====== Records for this task ======

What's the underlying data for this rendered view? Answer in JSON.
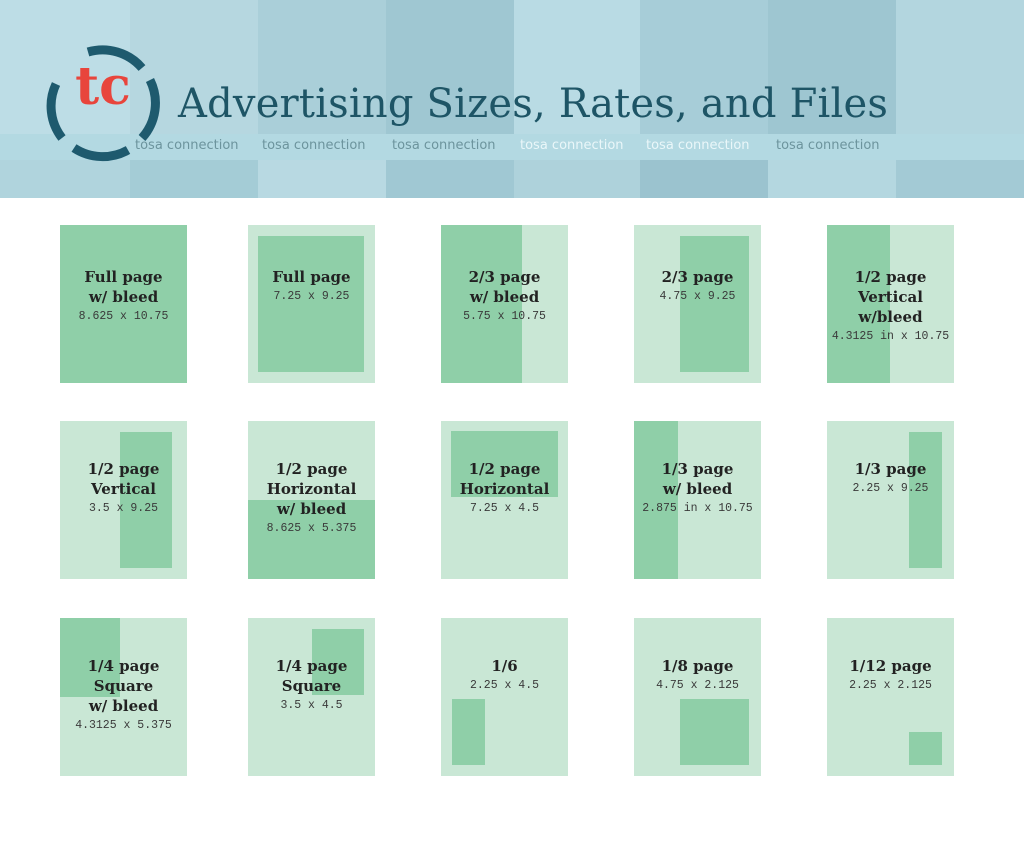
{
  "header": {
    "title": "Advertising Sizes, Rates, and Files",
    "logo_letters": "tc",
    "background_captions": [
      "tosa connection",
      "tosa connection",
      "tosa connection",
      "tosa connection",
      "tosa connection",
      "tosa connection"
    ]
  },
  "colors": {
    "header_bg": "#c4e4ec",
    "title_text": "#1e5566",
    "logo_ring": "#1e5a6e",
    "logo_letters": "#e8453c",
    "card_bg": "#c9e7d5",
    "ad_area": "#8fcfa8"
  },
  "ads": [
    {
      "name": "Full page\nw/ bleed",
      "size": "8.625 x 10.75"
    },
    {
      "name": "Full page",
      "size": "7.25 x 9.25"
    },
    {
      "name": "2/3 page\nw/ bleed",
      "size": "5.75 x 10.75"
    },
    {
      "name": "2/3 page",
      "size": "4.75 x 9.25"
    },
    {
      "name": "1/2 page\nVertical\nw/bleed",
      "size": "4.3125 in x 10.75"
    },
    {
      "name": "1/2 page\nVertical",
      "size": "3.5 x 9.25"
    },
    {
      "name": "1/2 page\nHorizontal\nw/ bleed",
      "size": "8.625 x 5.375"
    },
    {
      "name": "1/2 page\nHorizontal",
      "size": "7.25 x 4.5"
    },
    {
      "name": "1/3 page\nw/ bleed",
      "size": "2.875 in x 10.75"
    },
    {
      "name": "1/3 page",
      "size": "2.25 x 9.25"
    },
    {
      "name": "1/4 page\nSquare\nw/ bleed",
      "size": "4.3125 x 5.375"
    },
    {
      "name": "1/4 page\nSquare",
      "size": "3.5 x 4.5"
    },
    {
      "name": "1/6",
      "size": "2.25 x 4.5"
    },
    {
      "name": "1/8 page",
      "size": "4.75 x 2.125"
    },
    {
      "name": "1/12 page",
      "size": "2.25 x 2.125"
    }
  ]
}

======

What this task involves:
Transcribe the complete set of entries verbatim. No pictures belong in the copy.

Response below:
What's the underlying data for this rendered view? Answer in JSON.
{
  "header": {
    "title": "Advertising Sizes, Rates, and Files",
    "logo_letters": "tc",
    "background_captions": [
      "tosa connection",
      "tosa connection",
      "tosa connection",
      "tosa connection",
      "tosa connection",
      "tosa connection"
    ]
  },
  "colors": {
    "header_bg": "#c4e4ec",
    "title_text": "#1e5566",
    "logo_ring": "#1e5a6e",
    "logo_letters": "#e8453c",
    "card_bg": "#c9e7d5",
    "ad_area": "#8fcfa8"
  },
  "ads": [
    {
      "name": "Full page\nw/ bleed",
      "size": "8.625 x 10.75"
    },
    {
      "name": "Full page",
      "size": "7.25 x 9.25"
    },
    {
      "name": "2/3 page\nw/ bleed",
      "size": "5.75 x 10.75"
    },
    {
      "name": "2/3 page",
      "size": "4.75 x 9.25"
    },
    {
      "name": "1/2 page\nVertical\nw/bleed",
      "size": "4.3125 in x 10.75"
    },
    {
      "name": "1/2 page\nVertical",
      "size": "3.5 x 9.25"
    },
    {
      "name": "1/2 page\nHorizontal\nw/ bleed",
      "size": "8.625 x 5.375"
    },
    {
      "name": "1/2 page\nHorizontal",
      "size": "7.25 x 4.5"
    },
    {
      "name": "1/3 page\nw/ bleed",
      "size": "2.875 in x 10.75"
    },
    {
      "name": "1/3 page",
      "size": "2.25 x 9.25"
    },
    {
      "name": "1/4 page\nSquare\nw/ bleed",
      "size": "4.3125 x 5.375"
    },
    {
      "name": "1/4 page\nSquare",
      "size": "3.5 x 4.5"
    },
    {
      "name": "1/6",
      "size": "2.25 x 4.5"
    },
    {
      "name": "1/8 page",
      "size": "4.75 x 2.125"
    },
    {
      "name": "1/12 page",
      "size": "2.25 x 2.125"
    }
  ]
}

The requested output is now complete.